Write out nothing but the lines from the one containing "Output a JSON" through the last line below, both included, and without the pictures.

— Start of PROVIDED MATERIAL —

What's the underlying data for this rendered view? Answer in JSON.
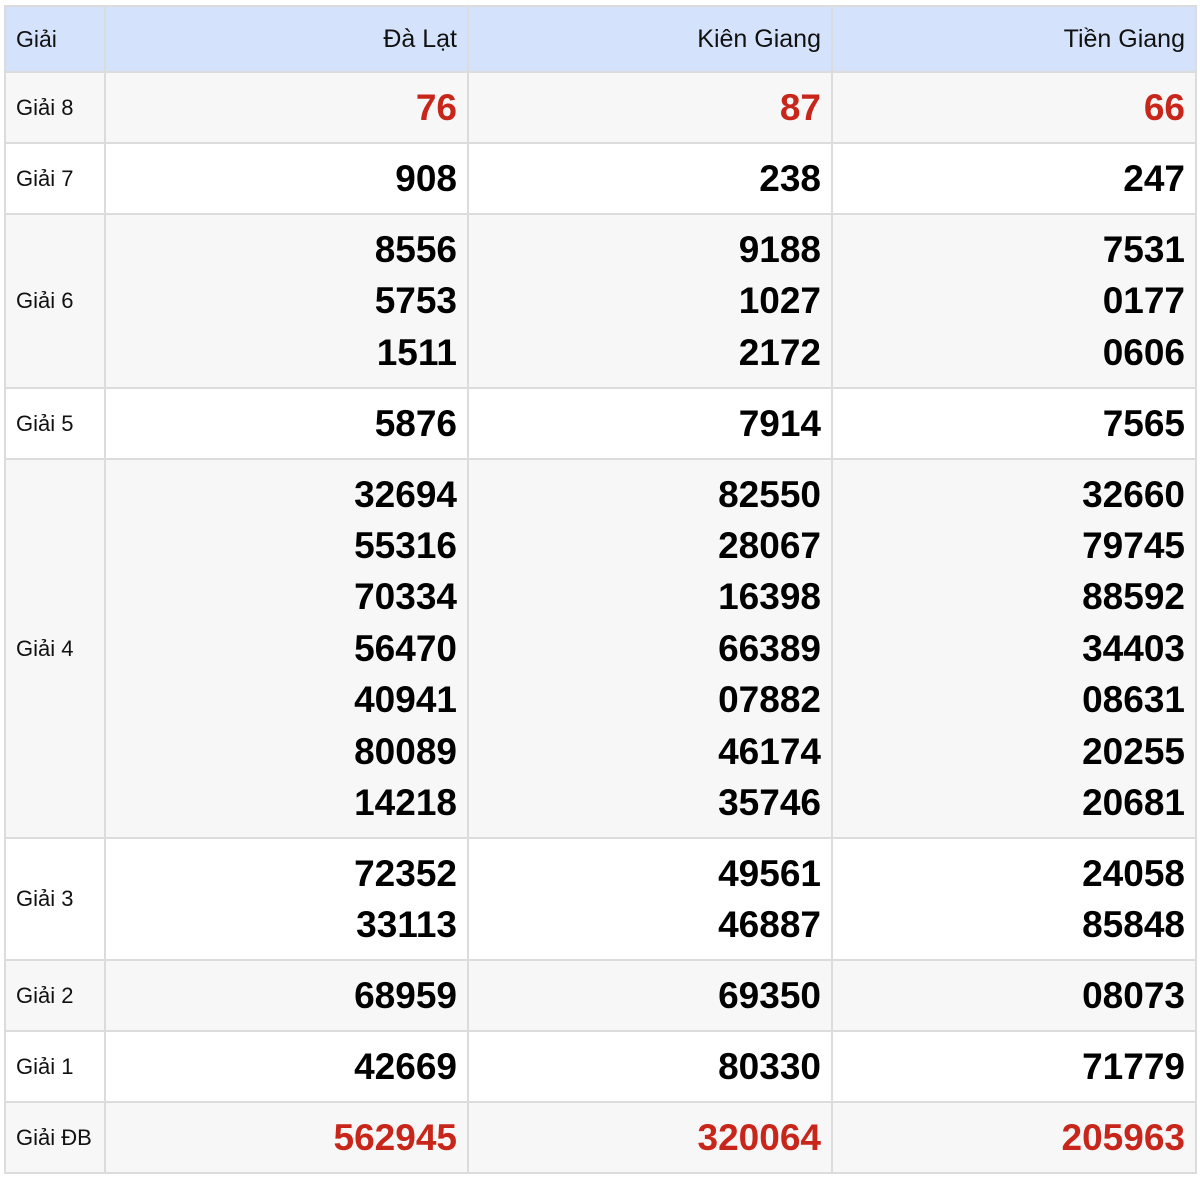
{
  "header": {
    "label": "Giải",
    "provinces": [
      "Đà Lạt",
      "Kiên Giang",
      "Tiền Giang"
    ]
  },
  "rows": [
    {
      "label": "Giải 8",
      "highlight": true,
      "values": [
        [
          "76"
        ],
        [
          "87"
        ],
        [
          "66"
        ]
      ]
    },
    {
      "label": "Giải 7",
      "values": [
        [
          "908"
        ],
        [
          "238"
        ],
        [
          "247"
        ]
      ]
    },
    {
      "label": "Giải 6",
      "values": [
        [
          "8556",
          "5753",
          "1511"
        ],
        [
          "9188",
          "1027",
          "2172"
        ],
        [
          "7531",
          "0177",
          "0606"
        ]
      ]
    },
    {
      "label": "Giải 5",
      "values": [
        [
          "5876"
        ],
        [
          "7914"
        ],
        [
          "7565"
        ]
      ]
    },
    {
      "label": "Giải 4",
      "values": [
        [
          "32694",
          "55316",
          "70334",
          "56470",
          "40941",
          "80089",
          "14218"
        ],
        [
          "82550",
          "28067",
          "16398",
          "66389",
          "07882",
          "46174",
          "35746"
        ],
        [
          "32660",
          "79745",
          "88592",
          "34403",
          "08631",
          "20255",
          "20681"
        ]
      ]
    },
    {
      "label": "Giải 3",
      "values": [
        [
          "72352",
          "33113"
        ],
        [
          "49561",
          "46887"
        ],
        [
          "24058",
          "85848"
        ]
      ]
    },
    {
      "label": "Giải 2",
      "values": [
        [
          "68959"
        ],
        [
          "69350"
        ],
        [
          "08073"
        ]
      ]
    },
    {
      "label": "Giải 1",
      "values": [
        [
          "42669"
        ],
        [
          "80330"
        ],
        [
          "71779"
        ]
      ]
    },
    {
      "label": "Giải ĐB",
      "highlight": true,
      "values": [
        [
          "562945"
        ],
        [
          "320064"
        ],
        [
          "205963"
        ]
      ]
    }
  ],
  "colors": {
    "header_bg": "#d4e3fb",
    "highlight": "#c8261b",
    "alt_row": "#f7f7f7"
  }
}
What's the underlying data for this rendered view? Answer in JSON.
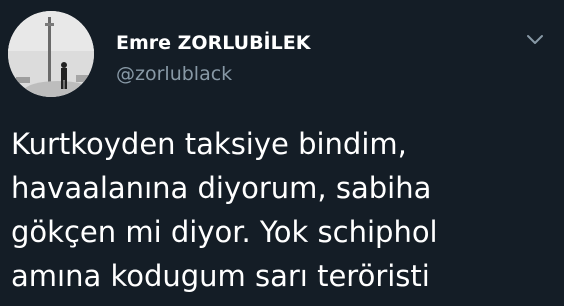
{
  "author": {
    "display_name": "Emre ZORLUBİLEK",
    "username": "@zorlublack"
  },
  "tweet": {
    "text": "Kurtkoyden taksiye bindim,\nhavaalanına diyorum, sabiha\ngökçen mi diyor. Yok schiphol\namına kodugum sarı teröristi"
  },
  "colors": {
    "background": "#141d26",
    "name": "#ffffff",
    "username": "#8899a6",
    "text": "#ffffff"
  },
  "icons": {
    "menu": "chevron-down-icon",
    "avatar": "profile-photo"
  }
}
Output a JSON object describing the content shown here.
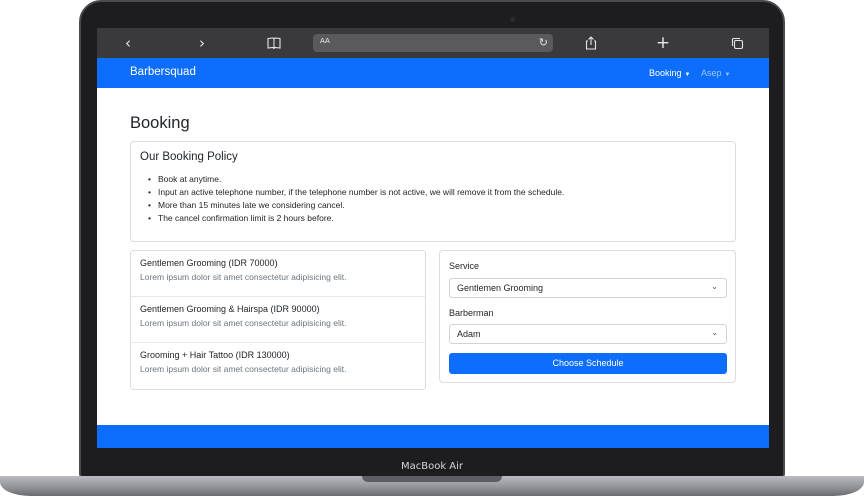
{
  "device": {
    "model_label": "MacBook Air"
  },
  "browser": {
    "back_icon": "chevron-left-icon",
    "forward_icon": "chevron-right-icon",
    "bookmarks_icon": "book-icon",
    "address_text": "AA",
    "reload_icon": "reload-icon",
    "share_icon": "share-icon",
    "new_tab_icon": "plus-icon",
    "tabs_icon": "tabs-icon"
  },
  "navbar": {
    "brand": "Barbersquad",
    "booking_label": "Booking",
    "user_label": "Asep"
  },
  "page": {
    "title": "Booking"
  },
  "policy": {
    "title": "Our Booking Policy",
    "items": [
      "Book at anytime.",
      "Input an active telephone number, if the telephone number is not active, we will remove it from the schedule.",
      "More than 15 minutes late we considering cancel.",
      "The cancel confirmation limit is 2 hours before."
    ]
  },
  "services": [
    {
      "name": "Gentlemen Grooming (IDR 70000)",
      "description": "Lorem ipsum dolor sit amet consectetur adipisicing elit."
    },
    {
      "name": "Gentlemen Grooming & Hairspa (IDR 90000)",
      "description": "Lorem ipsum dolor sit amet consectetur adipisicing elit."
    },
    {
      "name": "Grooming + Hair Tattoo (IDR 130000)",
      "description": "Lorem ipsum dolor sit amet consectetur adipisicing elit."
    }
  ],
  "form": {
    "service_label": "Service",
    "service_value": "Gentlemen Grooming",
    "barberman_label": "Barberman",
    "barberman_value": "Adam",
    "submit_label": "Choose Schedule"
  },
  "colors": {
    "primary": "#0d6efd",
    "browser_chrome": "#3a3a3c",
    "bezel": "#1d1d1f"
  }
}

— End of PROVIDED MATERIAL —

### FINISHED TASK
Output a JSON object describing the content shown here.
{
  "device": {
    "model_label": "MacBook Air"
  },
  "browser": {
    "back_icon": "chevron-left-icon",
    "forward_icon": "chevron-right-icon",
    "bookmarks_icon": "book-icon",
    "address_text": "AA",
    "reload_icon": "reload-icon",
    "share_icon": "share-icon",
    "new_tab_icon": "plus-icon",
    "tabs_icon": "tabs-icon"
  },
  "navbar": {
    "brand": "Barbersquad",
    "booking_label": "Booking",
    "user_label": "Asep"
  },
  "page": {
    "title": "Booking"
  },
  "policy": {
    "title": "Our Booking Policy",
    "items": [
      "Book at anytime.",
      "Input an active telephone number, if the telephone number is not active, we will remove it from the schedule.",
      "More than 15 minutes late we considering cancel.",
      "The cancel confirmation limit is 2 hours before."
    ]
  },
  "services": [
    {
      "name": "Gentlemen Grooming (IDR 70000)",
      "description": "Lorem ipsum dolor sit amet consectetur adipisicing elit."
    },
    {
      "name": "Gentlemen Grooming & Hairspa (IDR 90000)",
      "description": "Lorem ipsum dolor sit amet consectetur adipisicing elit."
    },
    {
      "name": "Grooming + Hair Tattoo (IDR 130000)",
      "description": "Lorem ipsum dolor sit amet consectetur adipisicing elit."
    }
  ],
  "form": {
    "service_label": "Service",
    "service_value": "Gentlemen Grooming",
    "barberman_label": "Barberman",
    "barberman_value": "Adam",
    "submit_label": "Choose Schedule"
  },
  "colors": {
    "primary": "#0d6efd",
    "browser_chrome": "#3a3a3c",
    "bezel": "#1d1d1f"
  }
}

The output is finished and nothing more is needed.